## AIM OF THE TASK:
Give the data below again, word for word.

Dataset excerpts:

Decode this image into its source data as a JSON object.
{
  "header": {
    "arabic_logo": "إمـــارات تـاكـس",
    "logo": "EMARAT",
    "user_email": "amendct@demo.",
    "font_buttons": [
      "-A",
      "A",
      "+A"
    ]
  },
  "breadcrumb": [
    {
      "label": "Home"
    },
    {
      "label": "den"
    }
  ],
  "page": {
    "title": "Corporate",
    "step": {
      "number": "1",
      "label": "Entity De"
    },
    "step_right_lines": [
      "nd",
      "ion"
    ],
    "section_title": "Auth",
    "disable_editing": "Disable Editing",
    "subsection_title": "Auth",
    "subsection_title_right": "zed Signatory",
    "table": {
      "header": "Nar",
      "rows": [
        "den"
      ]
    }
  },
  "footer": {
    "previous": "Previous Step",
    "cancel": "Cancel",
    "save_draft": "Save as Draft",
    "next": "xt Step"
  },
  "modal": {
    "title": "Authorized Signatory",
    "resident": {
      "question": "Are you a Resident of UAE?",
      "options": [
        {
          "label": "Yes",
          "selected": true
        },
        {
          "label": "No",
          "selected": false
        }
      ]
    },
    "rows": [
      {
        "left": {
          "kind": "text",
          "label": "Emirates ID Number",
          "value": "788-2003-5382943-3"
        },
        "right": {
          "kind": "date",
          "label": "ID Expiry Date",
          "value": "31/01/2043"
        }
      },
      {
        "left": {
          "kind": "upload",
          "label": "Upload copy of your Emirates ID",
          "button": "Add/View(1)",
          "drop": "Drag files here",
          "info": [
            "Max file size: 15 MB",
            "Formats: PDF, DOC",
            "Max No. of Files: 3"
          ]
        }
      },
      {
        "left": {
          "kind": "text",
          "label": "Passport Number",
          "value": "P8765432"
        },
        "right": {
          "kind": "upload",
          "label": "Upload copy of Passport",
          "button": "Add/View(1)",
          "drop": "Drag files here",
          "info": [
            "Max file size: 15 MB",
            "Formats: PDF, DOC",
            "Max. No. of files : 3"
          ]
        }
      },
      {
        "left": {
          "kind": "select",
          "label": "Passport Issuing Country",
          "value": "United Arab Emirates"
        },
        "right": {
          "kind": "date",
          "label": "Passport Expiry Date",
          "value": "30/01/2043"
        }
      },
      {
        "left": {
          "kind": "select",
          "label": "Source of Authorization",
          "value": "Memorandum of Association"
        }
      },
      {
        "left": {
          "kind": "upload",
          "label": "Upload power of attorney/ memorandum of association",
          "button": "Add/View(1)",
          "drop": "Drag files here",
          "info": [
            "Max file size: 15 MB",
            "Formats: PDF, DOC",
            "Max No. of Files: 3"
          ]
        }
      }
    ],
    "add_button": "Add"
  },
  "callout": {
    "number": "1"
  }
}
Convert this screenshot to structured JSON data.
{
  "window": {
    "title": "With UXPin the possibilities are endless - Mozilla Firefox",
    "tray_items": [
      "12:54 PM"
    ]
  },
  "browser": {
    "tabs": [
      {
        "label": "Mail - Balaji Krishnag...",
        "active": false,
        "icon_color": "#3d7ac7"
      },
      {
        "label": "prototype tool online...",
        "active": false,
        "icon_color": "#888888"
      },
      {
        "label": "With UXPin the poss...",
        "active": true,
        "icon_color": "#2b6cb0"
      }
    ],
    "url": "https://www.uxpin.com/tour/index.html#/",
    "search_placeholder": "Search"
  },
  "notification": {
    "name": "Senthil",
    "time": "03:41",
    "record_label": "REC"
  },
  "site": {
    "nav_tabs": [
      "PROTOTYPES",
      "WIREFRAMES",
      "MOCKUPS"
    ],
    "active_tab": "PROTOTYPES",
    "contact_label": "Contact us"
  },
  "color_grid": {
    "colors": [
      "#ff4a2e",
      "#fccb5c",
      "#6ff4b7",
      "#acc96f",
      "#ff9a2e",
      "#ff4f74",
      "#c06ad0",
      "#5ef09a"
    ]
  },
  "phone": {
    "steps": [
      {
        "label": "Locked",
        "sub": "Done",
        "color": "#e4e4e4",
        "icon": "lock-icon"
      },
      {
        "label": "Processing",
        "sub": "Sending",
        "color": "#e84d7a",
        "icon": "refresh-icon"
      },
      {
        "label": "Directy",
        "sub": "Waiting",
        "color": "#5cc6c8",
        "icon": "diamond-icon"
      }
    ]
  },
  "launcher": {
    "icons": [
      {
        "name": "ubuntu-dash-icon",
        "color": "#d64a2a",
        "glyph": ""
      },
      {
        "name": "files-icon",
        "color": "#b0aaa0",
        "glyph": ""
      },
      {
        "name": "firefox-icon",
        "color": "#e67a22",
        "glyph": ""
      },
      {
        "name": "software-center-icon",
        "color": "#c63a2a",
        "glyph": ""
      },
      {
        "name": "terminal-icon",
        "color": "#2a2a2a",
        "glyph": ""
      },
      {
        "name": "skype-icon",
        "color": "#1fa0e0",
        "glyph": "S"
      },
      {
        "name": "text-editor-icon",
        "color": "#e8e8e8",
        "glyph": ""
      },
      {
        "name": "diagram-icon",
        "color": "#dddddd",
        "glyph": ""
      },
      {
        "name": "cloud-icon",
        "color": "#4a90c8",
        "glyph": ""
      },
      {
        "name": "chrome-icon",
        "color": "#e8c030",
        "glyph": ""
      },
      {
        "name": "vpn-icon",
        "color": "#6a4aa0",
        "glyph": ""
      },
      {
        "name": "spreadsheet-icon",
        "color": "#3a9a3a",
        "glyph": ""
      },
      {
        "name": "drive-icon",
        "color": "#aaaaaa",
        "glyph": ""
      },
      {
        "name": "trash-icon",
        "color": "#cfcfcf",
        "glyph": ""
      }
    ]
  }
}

## FULL OUTPUT:
Decode this image into its source data as a JSON object.
{
  "header": {
    "arabic_logo": "إمـــارات تـاكـس",
    "logo": "EMARAT",
    "user_email": "amendct@demo.",
    "font_buttons": [
      "-A",
      "A",
      "+A"
    ]
  },
  "breadcrumb": [
    {
      "label": "Home"
    },
    {
      "label": "den"
    }
  ],
  "page": {
    "title": "Corporate",
    "step": {
      "number": "1",
      "label": "Entity De"
    },
    "step_right_lines": [
      "nd",
      "ion"
    ],
    "section_title": "Auth",
    "disable_editing": "Disable Editing",
    "subsection_title": "Auth",
    "subsection_title_right": "zed Signatory",
    "table": {
      "header": "Nar",
      "rows": [
        "den"
      ]
    }
  },
  "footer": {
    "previous": "Previous Step",
    "cancel": "Cancel",
    "save_draft": "Save as Draft",
    "next": "xt Step"
  },
  "modal": {
    "title": "Authorized Signatory",
    "resident": {
      "question": "Are you a Resident of UAE?",
      "options": [
        {
          "label": "Yes",
          "selected": true
        },
        {
          "label": "No",
          "selected": false
        }
      ]
    },
    "rows": [
      {
        "left": {
          "kind": "text",
          "label": "Emirates ID Number",
          "value": "788-2003-5382943-3"
        },
        "right": {
          "kind": "date",
          "label": "ID Expiry Date",
          "value": "31/01/2043"
        }
      },
      {
        "left": {
          "kind": "upload",
          "label": "Upload copy of your Emirates ID",
          "button": "Add/View(1)",
          "drop": "Drag files here",
          "info": [
            "Max file size: 15 MB",
            "Formats: PDF, DOC",
            "Max No. of Files: 3"
          ]
        }
      },
      {
        "left": {
          "kind": "text",
          "label": "Passport Number",
          "value": "P8765432"
        },
        "right": {
          "kind": "upload",
          "label": "Upload copy of Passport",
          "button": "Add/View(1)",
          "drop": "Drag files here",
          "info": [
            "Max file size: 15 MB",
            "Formats: PDF, DOC",
            "Max. No. of files : 3"
          ]
        }
      },
      {
        "left": {
          "kind": "select",
          "label": "Passport Issuing Country",
          "value": "United Arab Emirates"
        },
        "right": {
          "kind": "date",
          "label": "Passport Expiry Date",
          "value": "30/01/2043"
        }
      },
      {
        "left": {
          "kind": "select",
          "label": "Source of Authorization",
          "value": "Memorandum of Association"
        }
      },
      {
        "left": {
          "kind": "upload",
          "label": "Upload power of attorney/ memorandum of association",
          "button": "Add/View(1)",
          "drop": "Drag files here",
          "info": [
            "Max file size: 15 MB",
            "Formats: PDF, DOC",
            "Max No. of Files: 3"
          ]
        }
      }
    ],
    "add_button": "Add"
  },
  "callout": {
    "number": "1"
  }
}
Convert this screenshot to structured JSON data.
{
  "window": {
    "title": "With UXPin the possibilities are endless - Mozilla Firefox",
    "tray_items": [
      "12:54 PM"
    ]
  },
  "browser": {
    "tabs": [
      {
        "label": "Mail - Balaji Krishnag...",
        "active": false,
        "icon_color": "#3d7ac7"
      },
      {
        "label": "prototype tool online...",
        "active": false,
        "icon_color": "#888888"
      },
      {
        "label": "With UXPin the poss...",
        "active": true,
        "icon_color": "#2b6cb0"
      }
    ],
    "url": "https://www.uxpin.com/tour/index.html#/",
    "search_placeholder": "Search"
  },
  "notification": {
    "name": "Senthil",
    "time": "03:41",
    "record_label": "REC"
  },
  "site": {
    "nav_tabs": [
      "PROTOTYPES",
      "WIREFRAMES",
      "MOCKUPS"
    ],
    "active_tab": "PROTOTYPES",
    "contact_label": "Contact us"
  },
  "color_grid": {
    "colors": [
      "#ff4a2e",
      "#fccb5c",
      "#6ff4b7",
      "#acc96f",
      "#ff9a2e",
      "#ff4f74",
      "#c06ad0",
      "#5ef09a"
    ]
  },
  "phone": {
    "steps": [
      {
        "label": "Locked",
        "sub": "Done",
        "color": "#e4e4e4",
        "icon": "lock-icon"
      },
      {
        "label": "Processing",
        "sub": "Sending",
        "color": "#e84d7a",
        "icon": "refresh-icon"
      },
      {
        "label": "Directy",
        "sub": "Waiting",
        "color": "#5cc6c8",
        "icon": "diamond-icon"
      }
    ]
  },
  "launcher": {
    "icons": [
      {
        "name": "ubuntu-dash-icon",
        "color": "#d64a2a",
        "glyph": ""
      },
      {
        "name": "files-icon",
        "color": "#b0aaa0",
        "glyph": ""
      },
      {
        "name": "firefox-icon",
        "color": "#e67a22",
        "glyph": ""
      },
      {
        "name": "software-center-icon",
        "color": "#c63a2a",
        "glyph": ""
      },
      {
        "name": "terminal-icon",
        "color": "#2a2a2a",
        "glyph": ""
      },
      {
        "name": "skype-icon",
        "color": "#1fa0e0",
        "glyph": "S"
      },
      {
        "name": "text-editor-icon",
        "color": "#e8e8e8",
        "glyph": ""
      },
      {
        "name": "diagram-icon",
        "color": "#dddddd",
        "glyph": ""
      },
      {
        "name": "cloud-icon",
        "color": "#4a90c8",
        "glyph": ""
      },
      {
        "name": "chrome-icon",
        "color": "#e8c030",
        "glyph": ""
      },
      {
        "name": "vpn-icon",
        "color": "#6a4aa0",
        "glyph": ""
      },
      {
        "name": "spreadsheet-icon",
        "color": "#3a9a3a",
        "glyph": ""
      },
      {
        "name": "drive-icon",
        "color": "#aaaaaa",
        "glyph": ""
      },
      {
        "name": "trash-icon",
        "color": "#cfcfcf",
        "glyph": ""
      }
    ]
  }
}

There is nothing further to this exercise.